• [Task directions]: Update the data below by replacing "bounding boxes" with "box coordinates" everywhere it occurs, changing nothing else, and leave the pictures out of your answer.

• [Available records]:
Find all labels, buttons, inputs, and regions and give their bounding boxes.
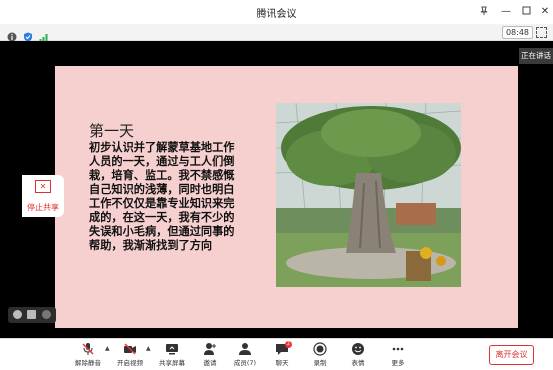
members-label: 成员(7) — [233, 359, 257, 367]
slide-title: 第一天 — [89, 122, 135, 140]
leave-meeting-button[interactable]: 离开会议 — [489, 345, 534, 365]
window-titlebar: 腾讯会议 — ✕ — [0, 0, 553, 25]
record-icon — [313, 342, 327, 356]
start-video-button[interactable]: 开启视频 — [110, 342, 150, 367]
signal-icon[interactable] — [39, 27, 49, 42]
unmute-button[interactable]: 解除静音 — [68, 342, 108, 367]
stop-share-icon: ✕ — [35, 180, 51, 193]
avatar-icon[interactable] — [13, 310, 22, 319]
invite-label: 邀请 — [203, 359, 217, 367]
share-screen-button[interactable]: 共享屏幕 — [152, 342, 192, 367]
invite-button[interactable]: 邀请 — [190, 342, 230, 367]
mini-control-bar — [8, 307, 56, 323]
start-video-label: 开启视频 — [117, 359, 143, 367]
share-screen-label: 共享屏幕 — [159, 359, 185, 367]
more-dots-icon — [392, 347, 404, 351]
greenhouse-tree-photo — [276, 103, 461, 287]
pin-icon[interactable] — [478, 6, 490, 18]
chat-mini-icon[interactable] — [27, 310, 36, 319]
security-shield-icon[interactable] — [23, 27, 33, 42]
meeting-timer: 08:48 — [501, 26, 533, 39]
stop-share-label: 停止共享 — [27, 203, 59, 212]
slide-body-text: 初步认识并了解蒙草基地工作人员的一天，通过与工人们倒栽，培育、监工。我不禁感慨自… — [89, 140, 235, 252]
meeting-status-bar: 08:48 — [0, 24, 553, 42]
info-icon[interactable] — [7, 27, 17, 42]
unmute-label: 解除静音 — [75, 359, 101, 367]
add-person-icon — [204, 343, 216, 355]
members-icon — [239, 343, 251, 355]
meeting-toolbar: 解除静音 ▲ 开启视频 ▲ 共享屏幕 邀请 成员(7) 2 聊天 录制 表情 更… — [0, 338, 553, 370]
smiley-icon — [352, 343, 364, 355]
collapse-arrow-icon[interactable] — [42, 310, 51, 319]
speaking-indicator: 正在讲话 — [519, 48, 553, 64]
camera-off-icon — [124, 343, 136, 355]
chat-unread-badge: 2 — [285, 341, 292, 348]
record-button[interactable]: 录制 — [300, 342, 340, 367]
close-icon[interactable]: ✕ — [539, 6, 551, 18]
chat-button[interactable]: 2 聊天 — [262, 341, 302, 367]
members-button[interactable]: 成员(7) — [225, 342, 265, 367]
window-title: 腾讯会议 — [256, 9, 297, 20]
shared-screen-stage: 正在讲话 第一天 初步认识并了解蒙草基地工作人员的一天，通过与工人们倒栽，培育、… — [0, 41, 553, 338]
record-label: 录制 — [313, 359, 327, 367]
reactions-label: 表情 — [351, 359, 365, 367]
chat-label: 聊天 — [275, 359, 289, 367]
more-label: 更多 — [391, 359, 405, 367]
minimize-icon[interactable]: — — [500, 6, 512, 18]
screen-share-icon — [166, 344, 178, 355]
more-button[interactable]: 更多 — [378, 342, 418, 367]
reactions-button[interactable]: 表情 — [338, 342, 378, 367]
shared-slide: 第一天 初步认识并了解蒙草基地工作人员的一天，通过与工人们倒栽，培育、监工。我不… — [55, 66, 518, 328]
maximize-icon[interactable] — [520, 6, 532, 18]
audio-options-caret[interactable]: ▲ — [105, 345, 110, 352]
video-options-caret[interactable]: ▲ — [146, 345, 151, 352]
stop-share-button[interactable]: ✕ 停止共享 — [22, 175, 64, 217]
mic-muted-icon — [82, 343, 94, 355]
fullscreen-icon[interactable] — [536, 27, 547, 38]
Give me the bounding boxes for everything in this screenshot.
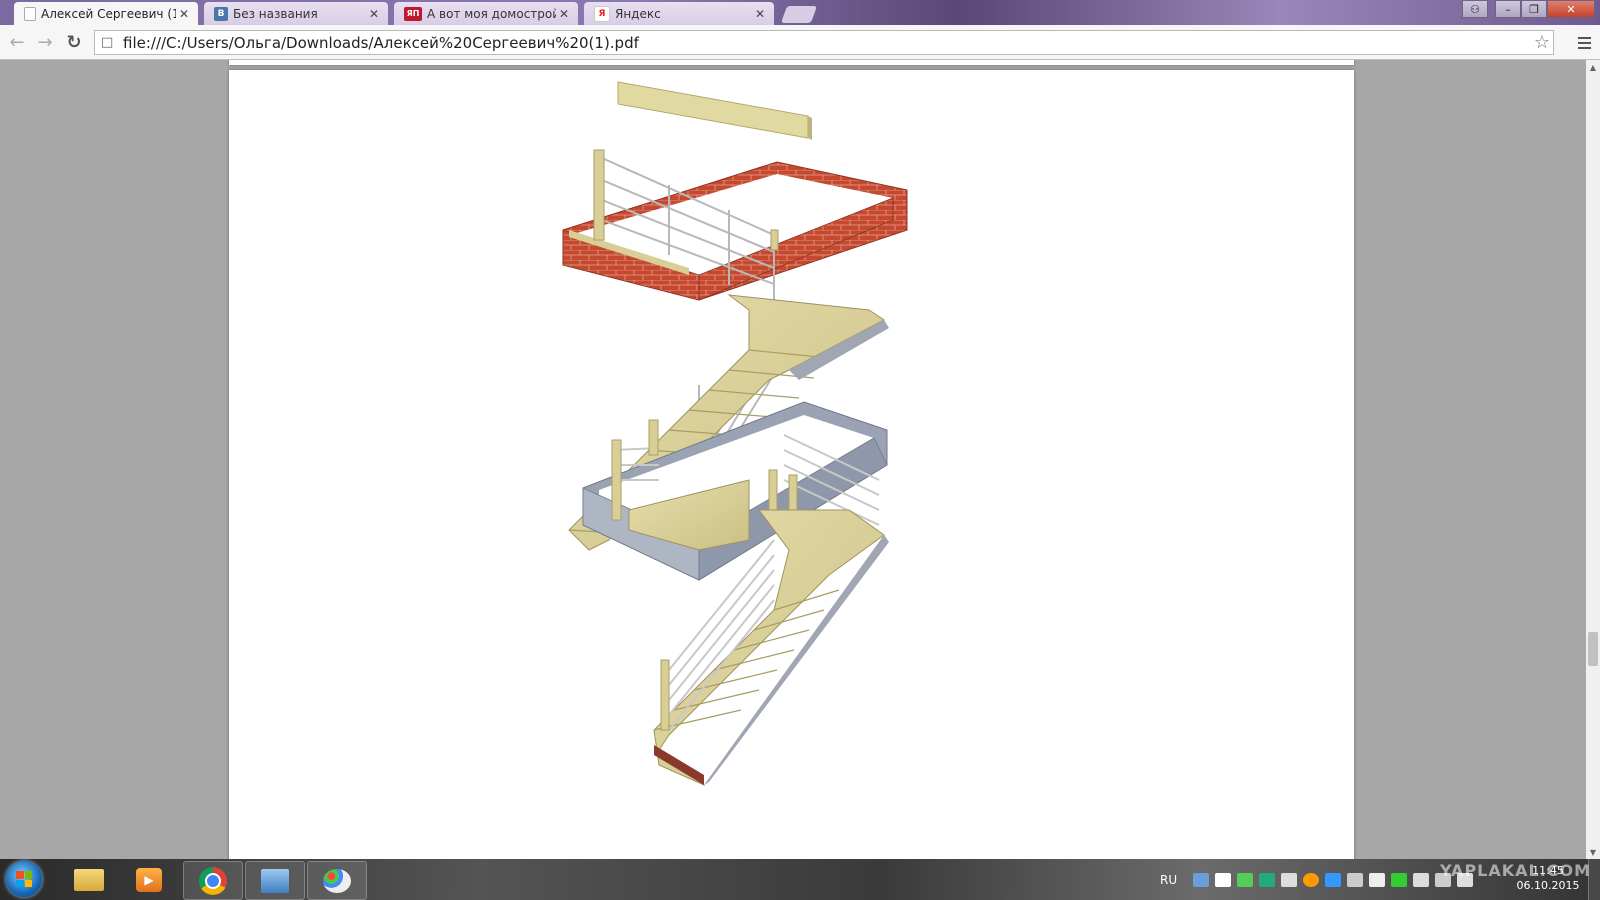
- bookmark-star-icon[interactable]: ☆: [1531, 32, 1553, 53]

• [Result below]:
Find all labels, buttons, inputs, and regions and give their box coordinates.
members-label: 成员(7) — [233, 359, 257, 367]
slide-title: 第一天 — [89, 122, 135, 140]
leave-meeting-button[interactable]: 离开会议 — [489, 345, 534, 365]
window-titlebar: 腾讯会议 — ✕ — [0, 0, 553, 25]
record-icon — [313, 342, 327, 356]
start-video-button[interactable]: 开启视频 — [110, 342, 150, 367]
signal-icon[interactable] — [39, 27, 49, 42]
unmute-button[interactable]: 解除静音 — [68, 342, 108, 367]
stop-share-icon: ✕ — [35, 180, 51, 193]
avatar-icon[interactable] — [13, 310, 22, 319]
invite-label: 邀请 — [203, 359, 217, 367]
share-screen-button[interactable]: 共享屏幕 — [152, 342, 192, 367]
invite-button[interactable]: 邀请 — [190, 342, 230, 367]
mini-control-bar — [8, 307, 56, 323]
start-video-label: 开启视频 — [117, 359, 143, 367]
share-screen-label: 共享屏幕 — [159, 359, 185, 367]
more-dots-icon — [392, 347, 404, 351]
greenhouse-tree-photo — [276, 103, 461, 287]
pin-icon[interactable] — [478, 6, 490, 18]
chat-mini-icon[interactable] — [27, 310, 36, 319]
security-shield-icon[interactable] — [23, 27, 33, 42]
meeting-timer: 08:48 — [501, 26, 533, 39]
stop-share-label: 停止共享 — [27, 203, 59, 212]
slide-body-text: 初步认识并了解蒙草基地工作人员的一天，通过与工人们倒栽，培育、监工。我不禁感慨自… — [89, 140, 235, 252]
meeting-status-bar: 08:48 — [0, 24, 553, 42]
info-icon[interactable] — [7, 27, 17, 42]
unmute-label: 解除静音 — [75, 359, 101, 367]
add-person-icon — [204, 343, 216, 355]
members-icon — [239, 343, 251, 355]
meeting-toolbar: 解除静音 ▲ 开启视频 ▲ 共享屏幕 邀请 成员(7) 2 聊天 录制 表情 更… — [0, 338, 553, 370]
smiley-icon — [352, 343, 364, 355]
collapse-arrow-icon[interactable] — [42, 310, 51, 319]
speaking-indicator: 正在讲话 — [519, 48, 553, 64]
camera-off-icon — [124, 343, 136, 355]
chat-unread-badge: 2 — [285, 341, 292, 348]
record-button[interactable]: 录制 — [300, 342, 340, 367]
close-icon[interactable]: ✕ — [539, 6, 551, 18]
chat-button[interactable]: 2 聊天 — [262, 341, 302, 367]
members-button[interactable]: 成员(7) — [225, 342, 265, 367]
window-title: 腾讯会议 — [256, 9, 297, 20]
shared-screen-stage: 正在讲话 第一天 初步认识并了解蒙草基地工作人员的一天，通过与工人们倒栽，培育、… — [0, 41, 553, 338]
record-label: 录制 — [313, 359, 327, 367]
reactions-label: 表情 — [351, 359, 365, 367]
chat-label: 聊天 — [275, 359, 289, 367]
more-label: 更多 — [391, 359, 405, 367]
minimize-icon[interactable]: — — [500, 6, 512, 18]
screen-share-icon — [166, 344, 178, 355]
more-button[interactable]: 更多 — [378, 342, 418, 367]
reactions-button[interactable]: 表情 — [338, 342, 378, 367]
shared-slide: 第一天 初步认识并了解蒙草基地工作人员的一天，通过与工人们倒栽，培育、监工。我不… — [55, 66, 518, 328]
maximize-icon[interactable] — [520, 6, 532, 18]
audio-options-caret[interactable]: ▲ — [105, 345, 110, 352]
video-options-caret[interactable]: ▲ — [146, 345, 151, 352]
stop-share-button[interactable]: ✕ 停止共享 — [22, 175, 64, 217]
mic-muted-icon — [82, 343, 94, 355]
fullscreen-icon[interactable] — [536, 27, 547, 38]
Give me the box coordinates for everything in this screenshot.
- bookmark-star-icon[interactable]: ☆: [1531, 32, 1553, 53]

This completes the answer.